== MATERIAL ==
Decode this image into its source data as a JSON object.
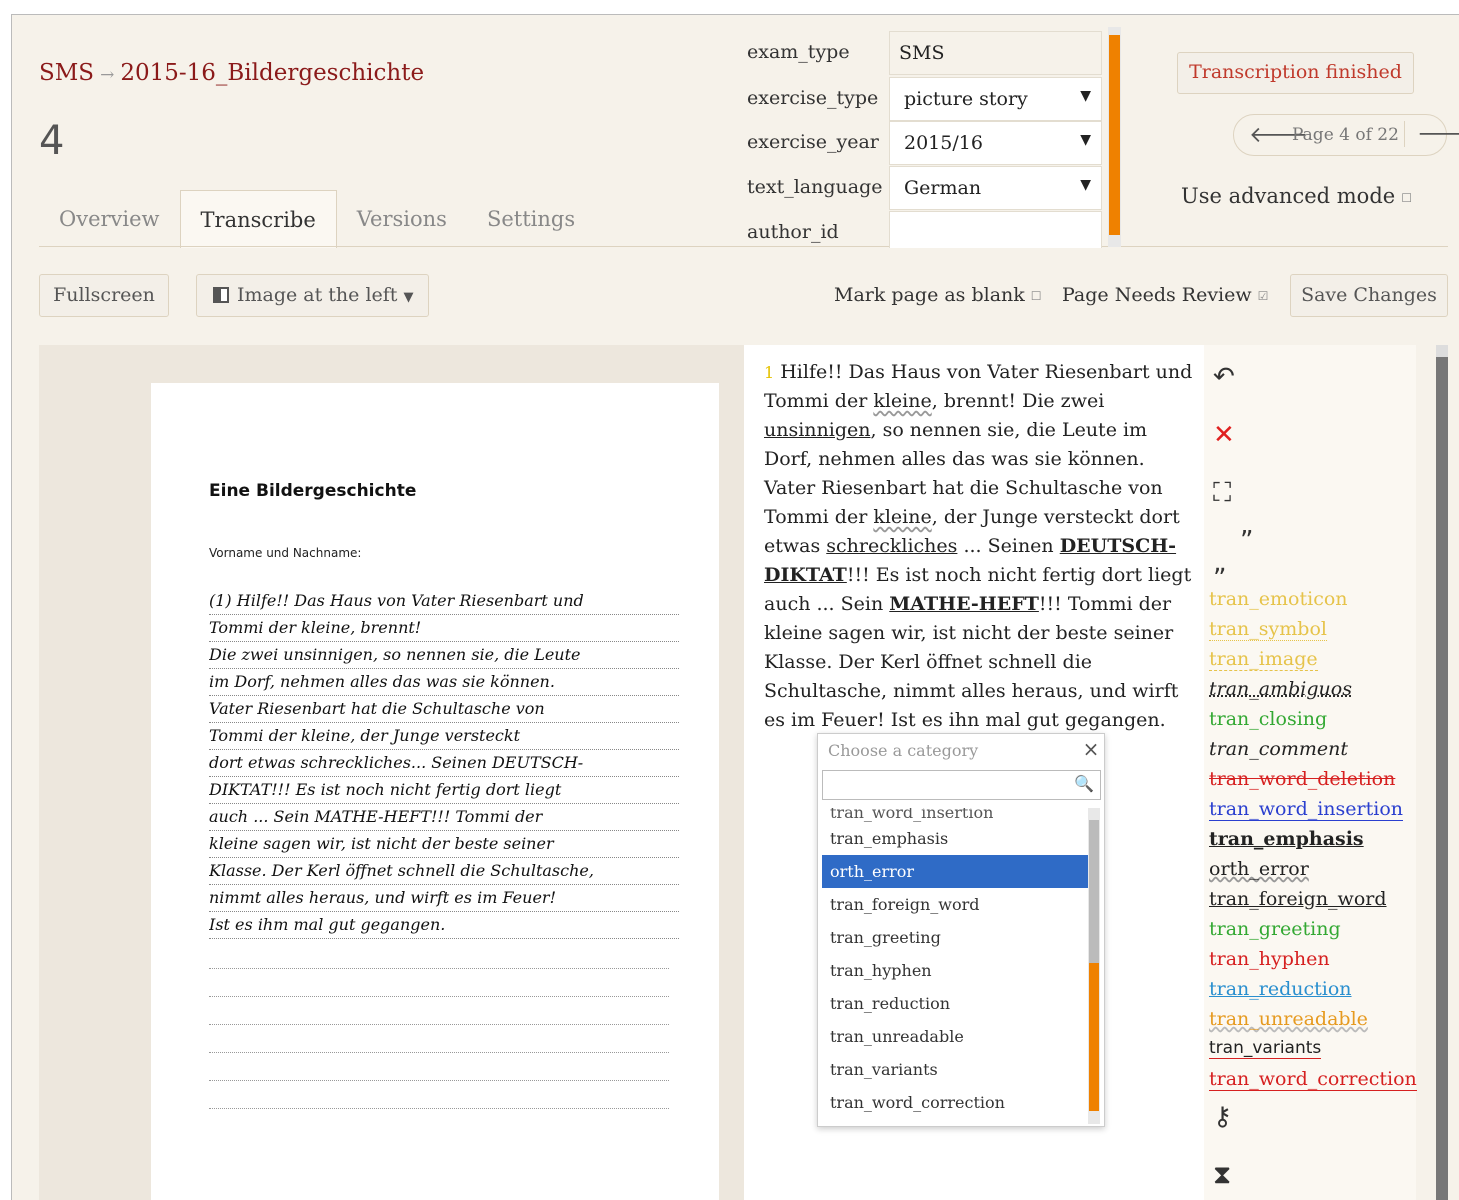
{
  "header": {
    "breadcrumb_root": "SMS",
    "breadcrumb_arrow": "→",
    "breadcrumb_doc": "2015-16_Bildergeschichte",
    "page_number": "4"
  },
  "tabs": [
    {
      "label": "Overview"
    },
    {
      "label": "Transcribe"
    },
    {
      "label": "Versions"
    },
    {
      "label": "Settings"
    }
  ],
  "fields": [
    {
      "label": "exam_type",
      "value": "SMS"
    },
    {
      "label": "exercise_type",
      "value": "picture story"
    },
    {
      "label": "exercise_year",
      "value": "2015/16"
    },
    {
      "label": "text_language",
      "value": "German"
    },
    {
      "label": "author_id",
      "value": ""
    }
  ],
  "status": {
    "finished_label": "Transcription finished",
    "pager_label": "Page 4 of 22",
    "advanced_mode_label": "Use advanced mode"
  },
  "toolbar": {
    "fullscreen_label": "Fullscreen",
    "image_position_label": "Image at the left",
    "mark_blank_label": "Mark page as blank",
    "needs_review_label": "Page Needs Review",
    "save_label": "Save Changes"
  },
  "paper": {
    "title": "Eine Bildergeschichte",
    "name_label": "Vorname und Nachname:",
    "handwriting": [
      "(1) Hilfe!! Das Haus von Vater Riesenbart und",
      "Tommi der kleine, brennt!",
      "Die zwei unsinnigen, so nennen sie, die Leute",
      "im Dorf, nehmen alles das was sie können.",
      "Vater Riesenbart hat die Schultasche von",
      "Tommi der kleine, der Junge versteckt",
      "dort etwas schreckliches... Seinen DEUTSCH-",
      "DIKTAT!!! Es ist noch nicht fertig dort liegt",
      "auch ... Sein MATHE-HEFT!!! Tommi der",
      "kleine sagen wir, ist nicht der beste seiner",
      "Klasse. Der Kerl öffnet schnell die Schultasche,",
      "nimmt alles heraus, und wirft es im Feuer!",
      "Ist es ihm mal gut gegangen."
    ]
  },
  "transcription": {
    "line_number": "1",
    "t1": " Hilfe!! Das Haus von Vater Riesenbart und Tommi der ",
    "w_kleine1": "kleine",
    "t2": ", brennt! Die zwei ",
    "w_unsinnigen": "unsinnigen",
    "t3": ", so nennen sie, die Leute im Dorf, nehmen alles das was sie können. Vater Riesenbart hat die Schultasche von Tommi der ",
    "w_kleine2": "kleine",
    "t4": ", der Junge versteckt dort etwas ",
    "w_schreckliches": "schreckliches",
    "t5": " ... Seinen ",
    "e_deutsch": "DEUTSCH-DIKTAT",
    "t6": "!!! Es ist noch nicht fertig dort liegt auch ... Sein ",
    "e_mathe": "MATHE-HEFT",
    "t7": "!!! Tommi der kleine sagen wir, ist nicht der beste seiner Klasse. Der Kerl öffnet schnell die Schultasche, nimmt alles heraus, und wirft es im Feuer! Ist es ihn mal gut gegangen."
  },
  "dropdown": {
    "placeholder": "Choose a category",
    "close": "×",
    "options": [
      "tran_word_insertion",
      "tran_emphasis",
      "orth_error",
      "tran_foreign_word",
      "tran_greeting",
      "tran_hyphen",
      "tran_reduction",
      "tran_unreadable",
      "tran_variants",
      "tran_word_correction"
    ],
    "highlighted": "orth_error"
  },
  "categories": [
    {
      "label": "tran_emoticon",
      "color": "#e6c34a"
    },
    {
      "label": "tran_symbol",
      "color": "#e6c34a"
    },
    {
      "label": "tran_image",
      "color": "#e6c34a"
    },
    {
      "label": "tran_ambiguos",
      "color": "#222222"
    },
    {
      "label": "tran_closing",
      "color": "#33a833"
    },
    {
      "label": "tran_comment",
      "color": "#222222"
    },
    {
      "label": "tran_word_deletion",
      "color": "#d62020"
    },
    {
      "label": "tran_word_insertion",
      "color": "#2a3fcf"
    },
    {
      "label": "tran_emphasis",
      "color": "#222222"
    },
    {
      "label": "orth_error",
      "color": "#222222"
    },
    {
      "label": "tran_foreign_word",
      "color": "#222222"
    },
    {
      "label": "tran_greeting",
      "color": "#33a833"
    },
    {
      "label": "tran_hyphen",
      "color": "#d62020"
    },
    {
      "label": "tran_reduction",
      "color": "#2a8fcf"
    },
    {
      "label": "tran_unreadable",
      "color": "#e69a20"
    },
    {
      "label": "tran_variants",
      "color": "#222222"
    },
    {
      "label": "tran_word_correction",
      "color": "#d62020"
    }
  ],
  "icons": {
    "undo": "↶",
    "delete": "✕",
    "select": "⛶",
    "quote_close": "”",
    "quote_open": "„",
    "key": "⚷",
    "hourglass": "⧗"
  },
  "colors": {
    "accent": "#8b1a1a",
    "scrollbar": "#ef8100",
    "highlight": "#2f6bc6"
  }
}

== GIVEN REQUEST ==
Look through the listing and extract every line with "liegt" in it.

== REPLY TO THE EXERCISE ==
      "DIKTAT!!! Es ist noch nicht fertig dort liegt",
    "t6": "!!! Es ist noch nicht fertig dort liegt auch ... Sein ",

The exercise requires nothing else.